### PROBLEM DESCRIPTION
In the following material, identify every line holding the string "князей" and return it.

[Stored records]
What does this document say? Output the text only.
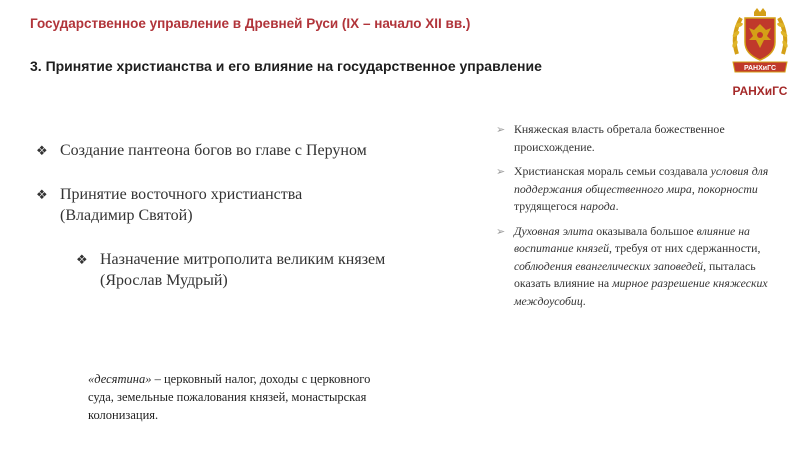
Государственное управление в Древней Руси (IX – начало XII вв.)
3. Принятие христианства и его влияние на государственное управление	РАНХиГС
РАНХиГС
❖ Создание пантеона богов во главе с Перуном
❖ Принятие восточного христианства (Владимир Святой)
❖ Назначение митрополита великим князем (Ярослав Мудрый)
«десятина» – церковный налог, доходы с церковного суда, земельные пожалования князей, монастырская колонизация.
➢ Княжеская власть обретала божественное происхождение.
➢ Христианская мораль семьи создавала условия для поддержания общественного мира, покорности трудящегося народа.
➢ Духовная элита оказывала большое влияние на воспитание князей, требуя от них сдержанности, соблюдения евангелических заповедей, пыталась оказать влияние на мирное разрешение княжеских междоусобиц.
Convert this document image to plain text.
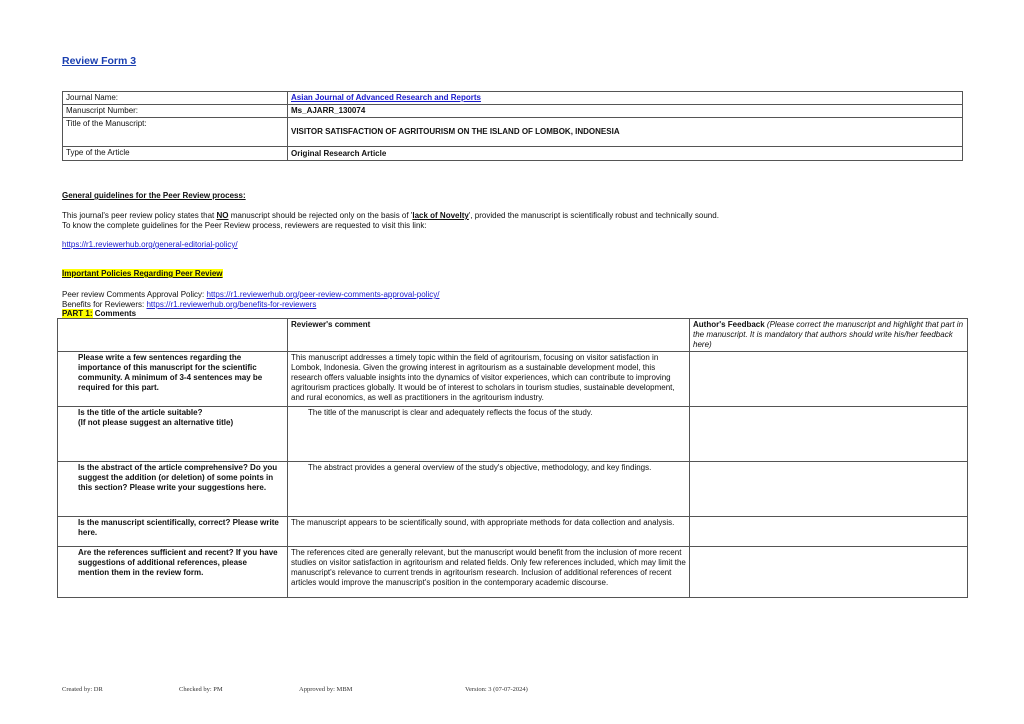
Review Form 3
Journal Name:	Asian Journal of Advanced Research and Reports
Manuscript Number:	Ms_AJARR_130074
Title of the Manuscript:	VISITOR SATISFACTION OF AGRITOURISM ON THE ISLAND OF LOMBOK, INDONESIA
Type of the Article	Original Research Article
General guidelines for the Peer Review process:

This journal's peer review policy states that NO manuscript should be rejected only on the basis of 'lack of Novelty', provided the manuscript is scientifically robust and technically sound.

To know the complete guidelines for the Peer Review process, reviewers are requested to visit this link:

https://r1.reviewerhub.org/general-editorial-policy/
Important Policies Regarding Peer Review

Peer review Comments Approval Policy: https://r1.reviewerhub.org/peer-review-comments-approval-policy/

Benefits for Reviewers: https://r1.reviewerhub.org/benefits-for-reviewers

PART 1: Comments

	Reviewer's comment	Author's Feedback (Please correct the manuscript and highlight that part in the manuscript. It is mandatory that authors should write his/her feedback here)
Please write a few sentences regarding the importance of this manuscript for the scientific community. A minimum of 3-4 sentences may be required for this part.	This manuscript addresses a timely topic within the field of agritourism, focusing on visitor satisfaction in Lombok, Indonesia. Given the growing interest in agritourism as a sustainable development model, this research offers valuable insights into the dynamics of visitor experiences, which can contribute to improving agritourism practices globally. It would be of interest to scholars in tourism studies, sustainable development, and rural economics, as well as practitioners in the agritourism industry.	
Is the title of the article suitable?
(If not please suggest an alternative title)	The title of the manuscript is clear and adequately reflects the focus of the study.	
Is the abstract of the article comprehensive? Do you suggest the addition (or deletion) of some points in this section? Please write your suggestions here.	The abstract provides a general overview of the study's objective, methodology, and key findings.	
Is the manuscript scientifically, correct? Please write here.	The manuscript appears to be scientifically sound, with appropriate methods for data collection and analysis.	
Are the references sufficient and recent? If you have suggestions of additional references, please mention them in the review form.	The references cited are generally relevant, but the manuscript would benefit from the inclusion of more recent studies on visitor satisfaction in agritourism and related fields. Only few references included, which may limit the manuscript's relevance to current trends in agritourism research. Inclusion of additional references of recent articles would improve the manuscript's position in the contemporary academic discourse.	
Created by: DR	Checked by: PM	Approved by: MBM	Version: 3 (07-07-2024)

### WRITTEN SOLUTION
«десятина» – церковный налог, доходы с церковного суда, земельные пожалования князей, монастырская колонизация.
➢ Духовная элита оказывала большое влияние на воспитание князей, требуя от них сдержанности, соблюдения евангелических заповедей, пыталась оказать влияние на мирное разрешение княжеских междоусобиц.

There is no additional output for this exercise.